→ **SHORT EXERCISE**
Copy every line from the records below that holds the word "Predominantly".

::: RECORDS :::

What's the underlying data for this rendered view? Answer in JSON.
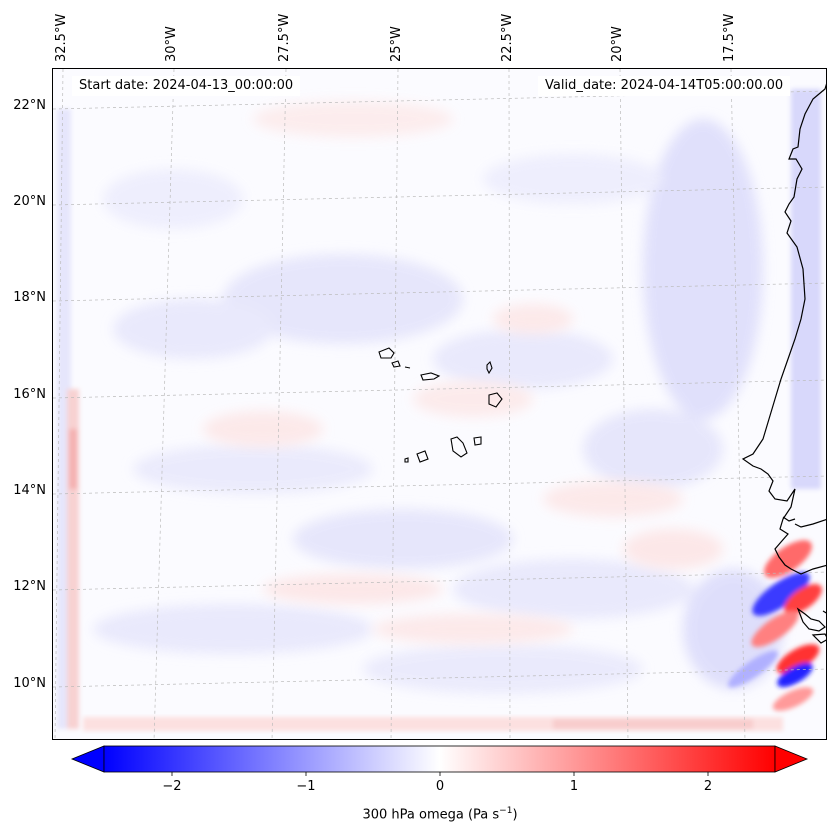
{
  "map": {
    "start_date": "Start date: 2024-04-13_00:00:00",
    "valid_date": "Valid_date: 2024-04-14T05:00:00.00",
    "lon_labels": [
      "32.5°W",
      "30°W",
      "27.5°W",
      "25°W",
      "22.5°W",
      "20°W",
      "17.5°W"
    ],
    "lat_labels": [
      "22°N",
      "20°N",
      "18°N",
      "16°N",
      "14°N",
      "12°N",
      "10°N"
    ],
    "colors": {
      "negative": "#0000ff",
      "neutral": "#ffffff",
      "positive": "#ff0000",
      "coastline": "#000000"
    }
  },
  "colorbar": {
    "ticks": [
      "−2",
      "−1",
      "0",
      "1",
      "2"
    ],
    "label": "300 hPa omega (Pa s",
    "label_superscript": "−1",
    "label_close": ")"
  }
}
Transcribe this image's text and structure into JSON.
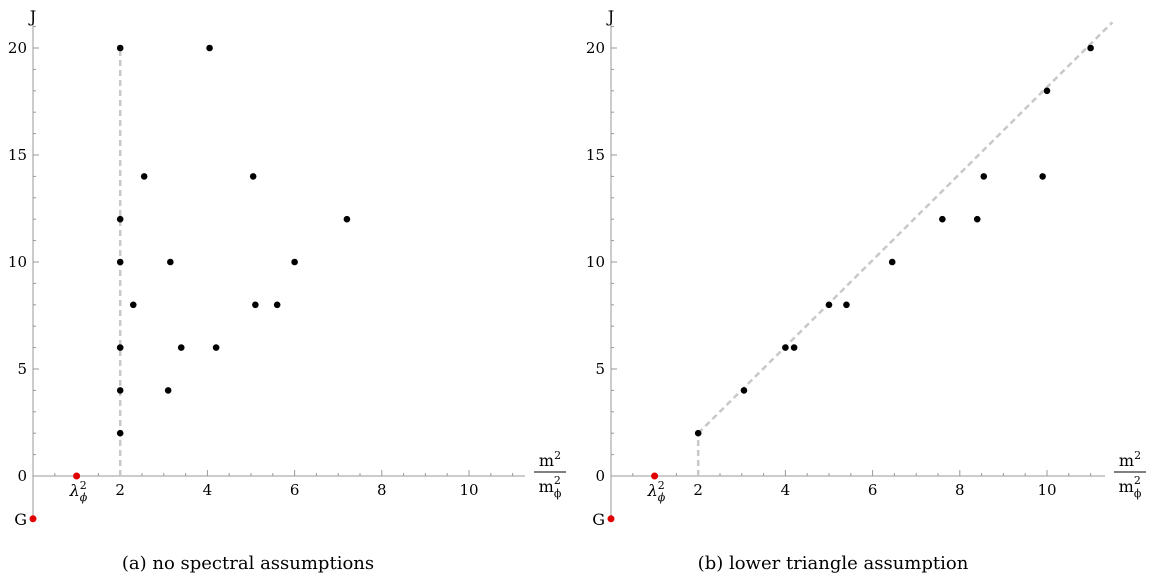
{
  "chart_data": [
    {
      "type": "scatter",
      "caption": "(a) no spectral assumptions",
      "ylabel": "J",
      "xlabel": {
        "numerator": "m",
        "numerator_sup": "2",
        "denominator": "m",
        "denominator_sub": "ϕ",
        "denominator_sup": "2"
      },
      "xlim": [
        0,
        11.3
      ],
      "ylim": [
        -2.1,
        21.5
      ],
      "x_ticks": [
        2,
        4,
        6,
        8,
        10
      ],
      "y_ticks": [
        0,
        5,
        10,
        15,
        20
      ],
      "points": [
        [
          2,
          2
        ],
        [
          2,
          4
        ],
        [
          2,
          6
        ],
        [
          2,
          10
        ],
        [
          2,
          12
        ],
        [
          2,
          20
        ],
        [
          2.3,
          8
        ],
        [
          2.55,
          14
        ],
        [
          3.1,
          4
        ],
        [
          3.15,
          10
        ],
        [
          3.4,
          6
        ],
        [
          4.05,
          20
        ],
        [
          4.2,
          6
        ],
        [
          5.05,
          14
        ],
        [
          5.1,
          8
        ],
        [
          5.6,
          8
        ],
        [
          6.0,
          10
        ],
        [
          7.2,
          12
        ]
      ],
      "guide": {
        "style": "vertical",
        "x": 2,
        "y_from": 0,
        "y_to": 20
      },
      "special_points": [
        {
          "label": "G",
          "x": 0,
          "y": -2,
          "color": "#e00000"
        },
        {
          "label": "λ",
          "label_sup": "2",
          "label_sub": "ϕ",
          "x": 1,
          "y": 0,
          "color": "#e00000"
        }
      ],
      "grid": false
    },
    {
      "type": "scatter",
      "caption": "(b) lower triangle assumption",
      "ylabel": "J",
      "xlabel": {
        "numerator": "m",
        "numerator_sup": "2",
        "denominator": "m",
        "denominator_sub": "ϕ",
        "denominator_sup": "2"
      },
      "xlim": [
        0,
        11.3
      ],
      "ylim": [
        -2.1,
        21.5
      ],
      "x_ticks": [
        2,
        4,
        6,
        8,
        10
      ],
      "y_ticks": [
        0,
        5,
        10,
        15,
        20
      ],
      "points": [
        [
          2,
          2
        ],
        [
          3.05,
          4
        ],
        [
          4.0,
          6
        ],
        [
          4.2,
          6
        ],
        [
          5.0,
          8
        ],
        [
          5.4,
          8
        ],
        [
          6.45,
          10
        ],
        [
          7.6,
          12
        ],
        [
          8.4,
          12
        ],
        [
          8.55,
          14
        ],
        [
          9.9,
          14
        ],
        [
          10.0,
          18
        ],
        [
          11.0,
          20
        ]
      ],
      "guide": {
        "style": "vertical+diagonal",
        "x": 2,
        "y_from": 0,
        "y_to": 2,
        "diag_from": [
          2,
          2
        ],
        "diag_to": [
          11.5,
          21.2
        ]
      },
      "special_points": [
        {
          "label": "G",
          "x": 0,
          "y": -2,
          "color": "#e00000"
        },
        {
          "label": "λ",
          "label_sup": "2",
          "label_sub": "ϕ",
          "x": 1,
          "y": 0,
          "color": "#e00000"
        }
      ],
      "grid": false
    }
  ]
}
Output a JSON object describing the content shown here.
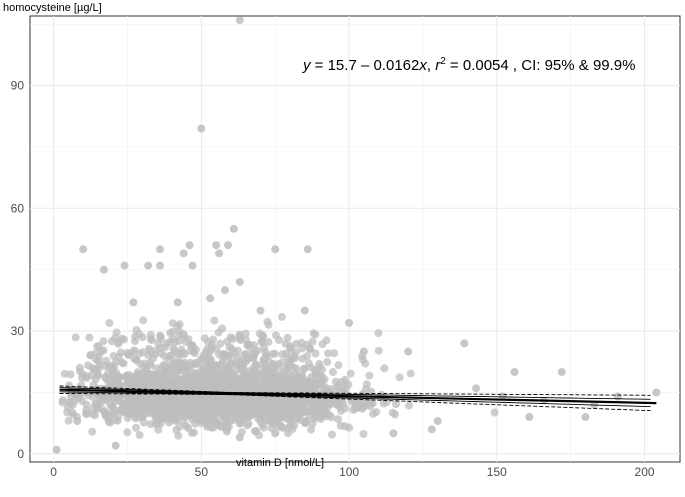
{
  "chart_data": {
    "type": "scatter",
    "title": "",
    "xlabel": "vitamin D [nmol/L]",
    "ylabel": "homocysteine [µg/L]",
    "xlim": [
      -8,
      212
    ],
    "ylim": [
      -2,
      107
    ],
    "x_ticks": [
      0,
      50,
      100,
      150,
      200
    ],
    "y_ticks": [
      0,
      30,
      60,
      90
    ],
    "grid": true,
    "annotation": {
      "y_eq": "y",
      "eq_mid": " = 15.7 – 0.0162",
      "x_var": "x",
      "sep": ", ",
      "r_var": "r",
      "r_exp": "2",
      "rest": " = 0.0054 , CI: 95% & 99.9%"
    },
    "regression": {
      "intercept": 15.7,
      "slope": -0.0162,
      "x_range": [
        2,
        204
      ],
      "ci95_halfwidth_end": 0.9,
      "ci999_halfwidth_end": 1.9
    },
    "points_note_style": {
      "color": "#bdbdbd",
      "line_color": "#000000"
    },
    "outliers": [
      {
        "x": 1,
        "y": 1
      },
      {
        "x": 50,
        "y": 79.5
      },
      {
        "x": 63,
        "y": 106
      },
      {
        "x": 32,
        "y": 46
      },
      {
        "x": 55,
        "y": 51
      },
      {
        "x": 36,
        "y": 50
      },
      {
        "x": 46,
        "y": 51
      },
      {
        "x": 44,
        "y": 49
      },
      {
        "x": 56,
        "y": 49
      },
      {
        "x": 61,
        "y": 55
      },
      {
        "x": 59,
        "y": 51
      },
      {
        "x": 75,
        "y": 50
      },
      {
        "x": 86,
        "y": 50
      },
      {
        "x": 10,
        "y": 50
      },
      {
        "x": 24,
        "y": 46
      },
      {
        "x": 17,
        "y": 45
      },
      {
        "x": 36,
        "y": 46
      },
      {
        "x": 47,
        "y": 46
      },
      {
        "x": 63,
        "y": 42
      },
      {
        "x": 58,
        "y": 40
      },
      {
        "x": 53,
        "y": 38
      },
      {
        "x": 27,
        "y": 37
      },
      {
        "x": 42,
        "y": 37
      },
      {
        "x": 70,
        "y": 35
      },
      {
        "x": 85,
        "y": 35
      },
      {
        "x": 100,
        "y": 32
      },
      {
        "x": 139,
        "y": 27
      },
      {
        "x": 120,
        "y": 25
      },
      {
        "x": 105,
        "y": 25
      },
      {
        "x": 172,
        "y": 20
      },
      {
        "x": 156,
        "y": 20
      },
      {
        "x": 130,
        "y": 8
      },
      {
        "x": 128,
        "y": 6
      },
      {
        "x": 161,
        "y": 9
      },
      {
        "x": 180,
        "y": 9
      },
      {
        "x": 204,
        "y": 15
      },
      {
        "x": 21,
        "y": 2
      },
      {
        "x": 63,
        "y": 4
      },
      {
        "x": 75,
        "y": 5
      },
      {
        "x": 115,
        "y": 5
      },
      {
        "x": 8,
        "y": 8
      },
      {
        "x": 191,
        "y": 14
      },
      {
        "x": 183,
        "y": 12
      },
      {
        "x": 166,
        "y": 13
      },
      {
        "x": 152,
        "y": 14
      },
      {
        "x": 143,
        "y": 16
      }
    ]
  }
}
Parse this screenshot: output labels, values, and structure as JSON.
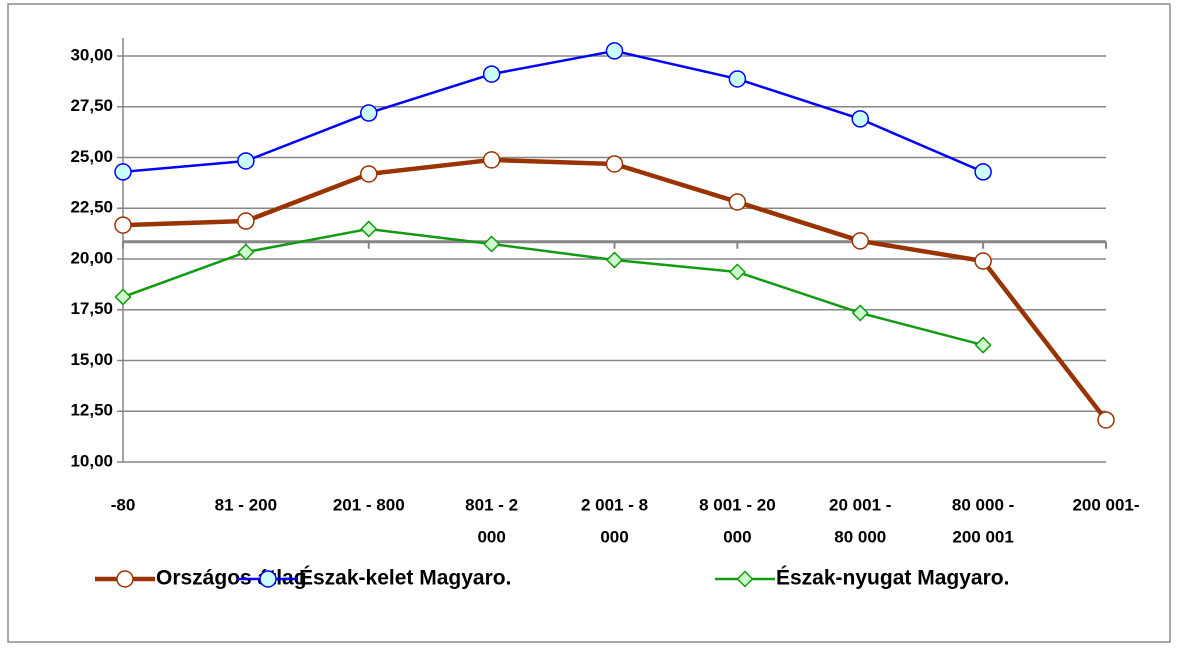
{
  "chart_data": {
    "type": "line",
    "categories": [
      [
        "-80"
      ],
      [
        "81 - 200"
      ],
      [
        "201 - 800"
      ],
      [
        "801 - 2",
        "000"
      ],
      [
        "2 001 - 8",
        "000"
      ],
      [
        "8 001 - 20",
        "000"
      ],
      [
        "20 001 -",
        "80 000"
      ],
      [
        "80 000 -",
        "200 001"
      ],
      [
        "200 001-"
      ]
    ],
    "series": [
      {
        "name": "Országos átlag",
        "color": "#993300",
        "marker": "circle",
        "marker_fill": "#ffffff",
        "values": [
          21.67,
          21.87,
          24.19,
          24.88,
          24.68,
          22.81,
          20.89,
          19.9,
          12.07
        ]
      },
      {
        "name": "Észak-kelet Magyaro.",
        "color": "#0000ff",
        "marker": "circle",
        "marker_fill": "#ccffff",
        "values": [
          24.29,
          24.83,
          27.19,
          29.11,
          30.25,
          28.87,
          26.9,
          24.29,
          null
        ]
      },
      {
        "name": "Észak-nyugat Magyaro.",
        "color": "#139a13",
        "marker": "diamond",
        "marker_fill": "#ccffcc",
        "values": [
          18.13,
          20.34,
          21.48,
          20.74,
          19.95,
          19.36,
          17.34,
          15.76,
          null
        ]
      }
    ],
    "ylim": [
      10,
      30
    ],
    "yticks": [
      {
        "value": 10,
        "label": "10,00"
      },
      {
        "value": 12.5,
        "label": "12,50"
      },
      {
        "value": 15,
        "label": "15,00"
      },
      {
        "value": 17.5,
        "label": "17,50"
      },
      {
        "value": 20,
        "label": "20,00"
      },
      {
        "value": 22.5,
        "label": "22,50"
      },
      {
        "value": 25,
        "label": "25,00"
      },
      {
        "value": 27.5,
        "label": "27,50"
      },
      {
        "value": 30,
        "label": "30,00"
      }
    ],
    "x_axis_crossing": 20.85,
    "grid": true,
    "legend": "bottom"
  }
}
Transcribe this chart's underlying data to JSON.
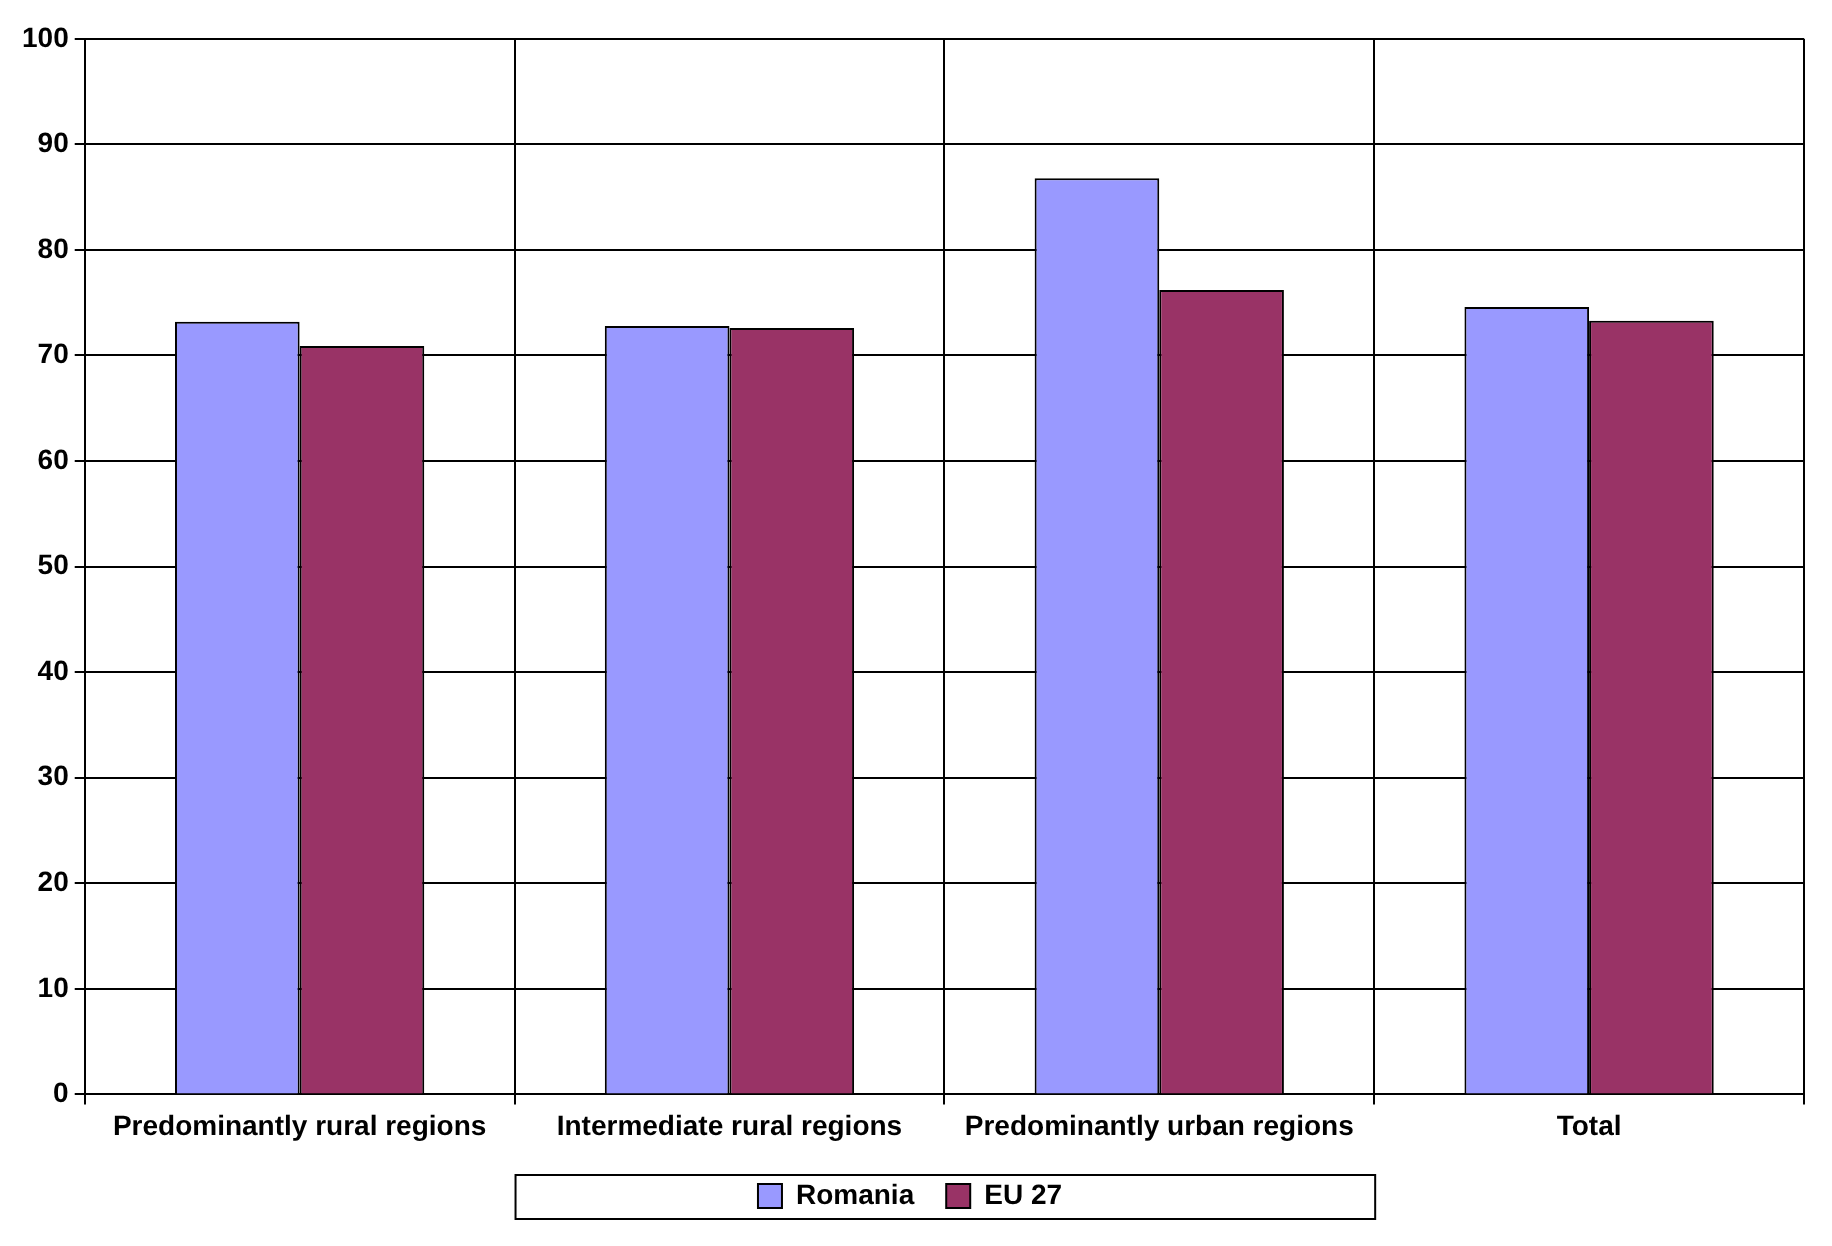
{
  "chart_data": {
    "type": "bar",
    "categories": [
      "Predominantly rural regions",
      "Intermediate rural regions",
      "Predominantly urban regions",
      "Total"
    ],
    "series": [
      {
        "name": "Romania",
        "color": "#9999ff",
        "values": [
          73.2,
          72.8,
          86.8,
          74.6
        ]
      },
      {
        "name": "EU 27",
        "color": "#993366",
        "values": [
          70.9,
          72.6,
          76.2,
          73.3
        ]
      }
    ],
    "ylim": [
      0,
      100
    ],
    "yticks": [
      0,
      10,
      20,
      30,
      40,
      50,
      60,
      70,
      80,
      90,
      100
    ],
    "grid": true,
    "legend": "bottom"
  }
}
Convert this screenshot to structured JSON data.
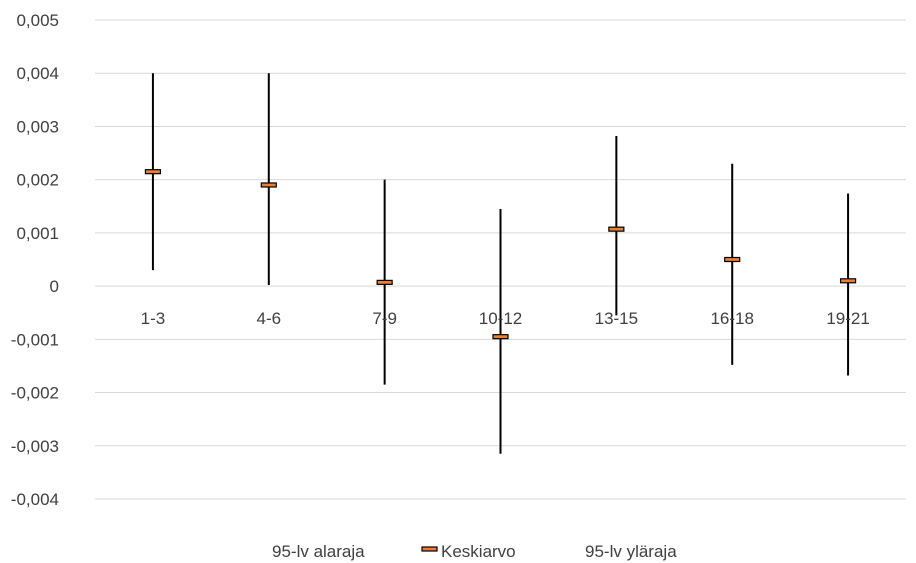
{
  "chart_data": {
    "type": "line",
    "subtype": "high-low-mean (error bars)",
    "categories": [
      "1-3",
      "4-6",
      "7-9",
      "10-12",
      "13-15",
      "16-18",
      "19-21"
    ],
    "series": [
      {
        "name": "95-lv alaraja",
        "values": [
          0.0003,
          2e-05,
          -0.00185,
          -0.00315,
          -0.00055,
          -0.00148,
          -0.00168
        ]
      },
      {
        "name": "Keskiarvo",
        "values": [
          0.00215,
          0.0019,
          7e-05,
          -0.00095,
          0.00107,
          0.0005,
          0.0001
        ]
      },
      {
        "name": "95-lv yläraja",
        "values": [
          0.004,
          0.004,
          0.002,
          0.00145,
          0.00282,
          0.0023,
          0.00174
        ]
      }
    ],
    "ylim": [
      -0.004,
      0.005
    ],
    "yticks": [
      -0.004,
      -0.003,
      -0.002,
      -0.001,
      0,
      0.001,
      0.002,
      0.003,
      0.004,
      0.005
    ],
    "ytick_labels": [
      "-0,004",
      "-0,003",
      "-0,002",
      "-0,001",
      "0",
      "0,001",
      "0,002",
      "0,003",
      "0,004",
      "0,005"
    ],
    "grid": true,
    "legend_position": "bottom",
    "colors": {
      "range_line": "#000000",
      "mean_fill": "#ED7D31",
      "mean_stroke": "#000000",
      "grid": "#D9D9D9",
      "text": "#404040"
    },
    "title": "",
    "xlabel": "",
    "ylabel": ""
  }
}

:::

→ **WRITTEN REPLY**
      "Predominantly rural regions",
      "Predominantly urban regions",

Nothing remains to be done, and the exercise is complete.